> _WHAT TO DO_
Word for word, give the material below again, minus any images.

━━ MATERIAL FOR THE TASK ━━

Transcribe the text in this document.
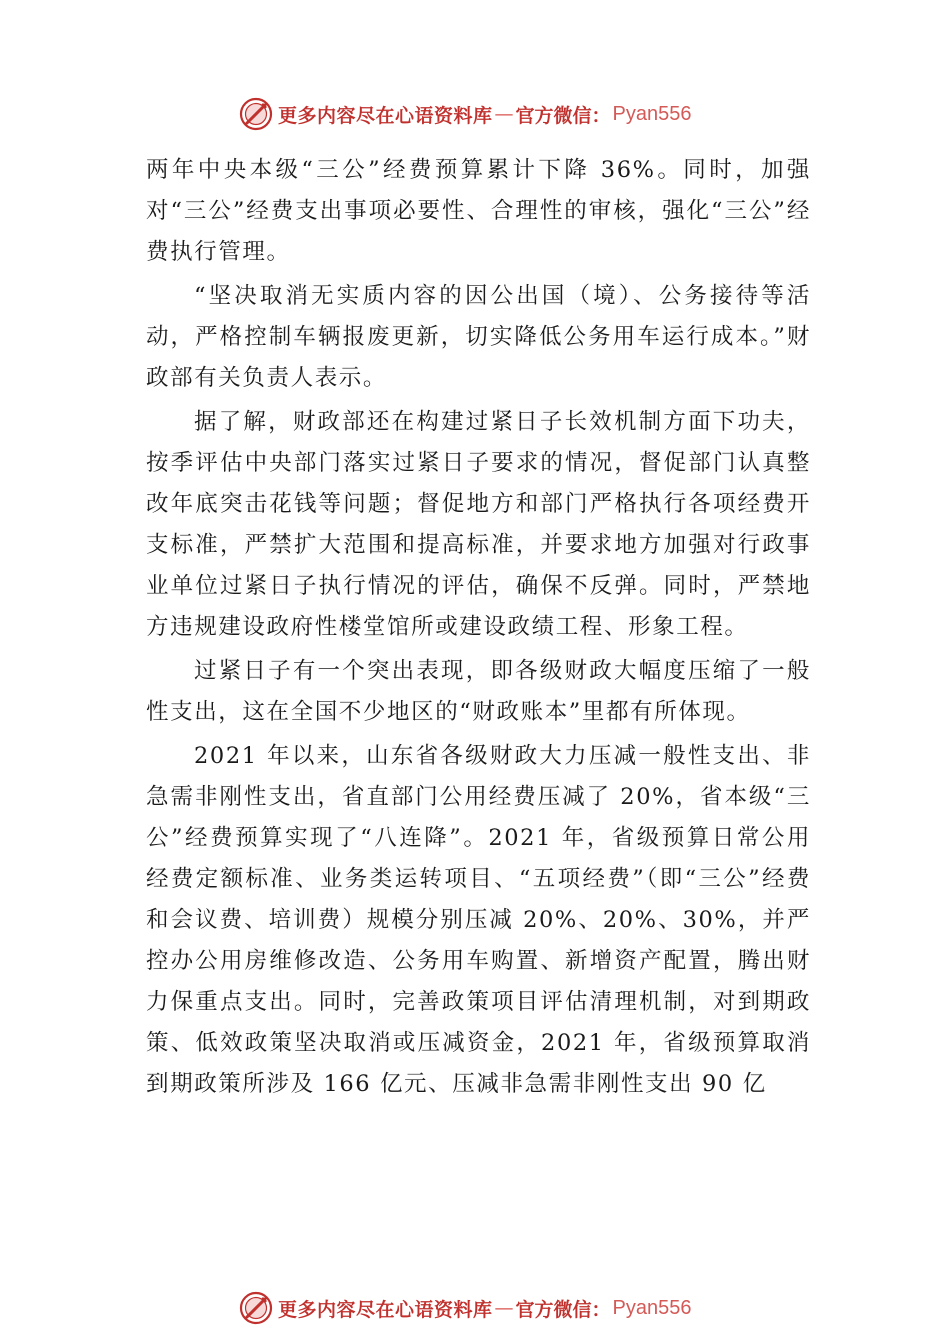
更多内容尽在心语资料库 — 官方微信： Pyan556

两年中央本级“三公”经费预算累计下降 36%。同时，加强对“三公”经费支出事项必要性、合理性的审核，强化“三公”经费执行管理。

“坚决取消无实质内容的因公出国（境）、公务接待等活动，严格控制车辆报废更新，切实降低公务用车运行成本。”财政部有关负责人表示。

据了解，财政部还在构建过紧日子长效机制方面下功夫，按季评估中央部门落实过紧日子要求的情况，督促部门认真整改年底突击花钱等问题；督促地方和部门严格执行各项经费开支标准，严禁扩大范围和提高标准，并要求地方加强对行政事业单位过紧日子执行情况的评估，确保不反弹。同时，严禁地方违规建设政府性楼堂馆所或建设政绩工程、形象工程。

过紧日子有一个突出表现，即各级财政大幅度压缩了一般性支出，这在全国不少地区的“财政账本”里都有所体现。

2021 年以来，山东省各级财政大力压减一般性支出、非急需非刚性支出，省直部门公用经费压减了 20%，省本级“三公”经费预算实现了“八连降”。2021 年，省级预算日常公用经费定额标准、业务类运转项目、“五项经费”（即“三公”经费和会议费、培训费）规模分别压减 20%、20%、30%，并严控办公用房维修改造、公务用车购置、新增资产配置，腾出财力保重点支出。同时，完善政策项目评估清理机制，对到期政策、低效政策坚决取消或压减资金，2021 年，省级预算取消到期政策所涉及 166 亿元、压减非急需非刚性支出 90 亿

更多内容尽在心语资料库 — 官方微信： Pyan556
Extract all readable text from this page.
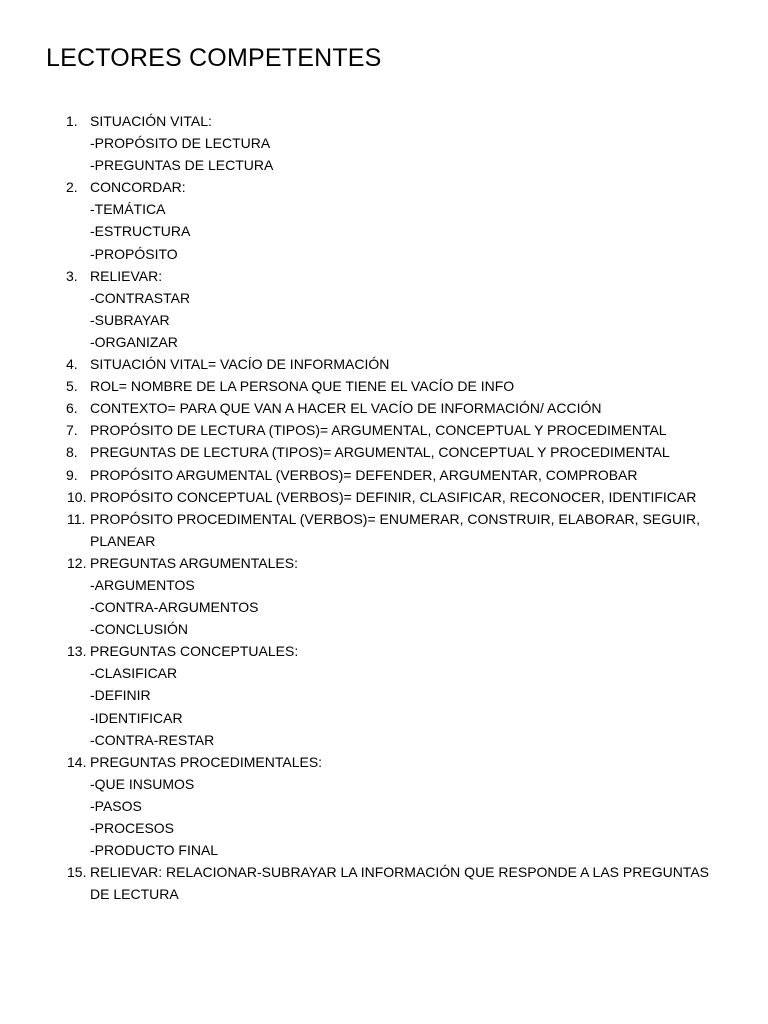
LECTORES COMPETENTES
1. SITUACIÓN VITAL:
-PROPÓSITO DE LECTURA
-PREGUNTAS DE LECTURA
2. CONCORDAR:
-TEMÁTICA
-ESTRUCTURA
-PROPÓSITO
3. RELIEVAR:
-CONTRASTAR
-SUBRAYAR
-ORGANIZAR
4. SITUACIÓN VITAL= VACÍO DE INFORMACIÓN
5. ROL= NOMBRE DE LA PERSONA QUE TIENE EL VACÍO DE INFO
6. CONTEXTO= PARA QUE VAN A HACER EL VACÍO DE INFORMACIÓN/ ACCIÓN
7. PROPÓSITO DE LECTURA (TIPOS)= ARGUMENTAL, CONCEPTUAL Y PROCEDIMENTAL
8. PREGUNTAS DE LECTURA (TIPOS)= ARGUMENTAL, CONCEPTUAL Y PROCEDIMENTAL
9. PROPÓSITO ARGUMENTAL (VERBOS)= DEFENDER, ARGUMENTAR, COMPROBAR
10. PROPÓSITO CONCEPTUAL (VERBOS)= DEFINIR, CLASIFICAR, RECONOCER, IDENTIFICAR
11. PROPÓSITO PROCEDIMENTAL (VERBOS)= ENUMERAR, CONSTRUIR, ELABORAR, SEGUIR, PLANEAR
12. PREGUNTAS ARGUMENTALES:
-ARGUMENTOS
-CONTRA-ARGUMENTOS
-CONCLUSIÓN
13. PREGUNTAS CONCEPTUALES:
-CLASIFICAR
-DEFINIR
-IDENTIFICAR
-CONTRA-RESTAR
14. PREGUNTAS PROCEDIMENTALES:
-QUE INSUMOS
-PASOS
-PROCESOS
-PRODUCTO FINAL
15. RELIEVAR: RELACIONAR-SUBRAYAR LA INFORMACIÓN QUE RESPONDE A LAS PREGUNTAS DE LECTURA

━━━

> _EXERCISE OUTPUT_
Transcribe the text in this document.
更多内容尽在心语资料库 — 官方微信： Pyan556

两年中央本级“三公”经费预算累计下降 36%。同时，加强对“三公”经费支出事项必要性、合理性的审核，强化“三公”经费执行管理。

“坚决取消无实质内容的因公出国（境）、公务接待等活动，严格控制车辆报废更新，切实降低公务用车运行成本。”财政部有关负责人表示。

据了解，财政部还在构建过紧日子长效机制方面下功夫，按季评估中央部门落实过紧日子要求的情况，督促部门认真整改年底突击花钱等问题；督促地方和部门严格执行各项经费开支标准，严禁扩大范围和提高标准，并要求地方加强对行政事业单位过紧日子执行情况的评估，确保不反弹。同时，严禁地方违规建设政府性楼堂馆所或建设政绩工程、形象工程。

过紧日子有一个突出表现，即各级财政大幅度压缩了一般性支出，这在全国不少地区的“财政账本”里都有所体现。

2021 年以来，山东省各级财政大力压减一般性支出、非急需非刚性支出，省直部门公用经费压减了 20%，省本级“三公”经费预算实现了“八连降”。2021 年，省级预算日常公用经费定额标准、业务类运转项目、“五项经费”（即“三公”经费和会议费、培训费）规模分别压减 20%、20%、30%，并严控办公用房维修改造、公务用车购置、新增资产配置，腾出财力保重点支出。同时，完善政策项目评估清理机制，对到期政策、低效政策坚决取消或压减资金，2021 年，省级预算取消到期政策所涉及 166 亿元、压减非急需非刚性支出 90 亿

更多内容尽在心语资料库 — 官方微信： Pyan556
Extract all readable text from this page.
LECTORES COMPETENTES
1. SITUACIÓN VITAL:
-PROPÓSITO DE LECTURA
-PREGUNTAS DE LECTURA
2. CONCORDAR:
-TEMÁTICA
-ESTRUCTURA
-PROPÓSITO
3. RELIEVAR:
-CONTRASTAR
-SUBRAYAR
-ORGANIZAR
4. SITUACIÓN VITAL= VACÍO DE INFORMACIÓN
5. ROL= NOMBRE DE LA PERSONA QUE TIENE EL VACÍO DE INFO
6. CONTEXTO= PARA QUE VAN A HACER EL VACÍO DE INFORMACIÓN/ ACCIÓN
7. PROPÓSITO DE LECTURA (TIPOS)= ARGUMENTAL, CONCEPTUAL Y PROCEDIMENTAL
8. PREGUNTAS DE LECTURA (TIPOS)= ARGUMENTAL, CONCEPTUAL Y PROCEDIMENTAL
9. PROPÓSITO ARGUMENTAL (VERBOS)= DEFENDER, ARGUMENTAR, COMPROBAR
10. PROPÓSITO CONCEPTUAL (VERBOS)= DEFINIR, CLASIFICAR, RECONOCER, IDENTIFICAR
11. PROPÓSITO PROCEDIMENTAL (VERBOS)= ENUMERAR, CONSTRUIR, ELABORAR, SEGUIR, PLANEAR
12. PREGUNTAS ARGUMENTALES:
-ARGUMENTOS
-CONTRA-ARGUMENTOS
-CONCLUSIÓN
13. PREGUNTAS CONCEPTUALES:
-CLASIFICAR
-DEFINIR
-IDENTIFICAR
-CONTRA-RESTAR
14. PREGUNTAS PROCEDIMENTALES:
-QUE INSUMOS
-PASOS
-PROCESOS
-PRODUCTO FINAL
15. RELIEVAR: RELACIONAR-SUBRAYAR LA INFORMACIÓN QUE RESPONDE A LAS PREGUNTAS DE LECTURA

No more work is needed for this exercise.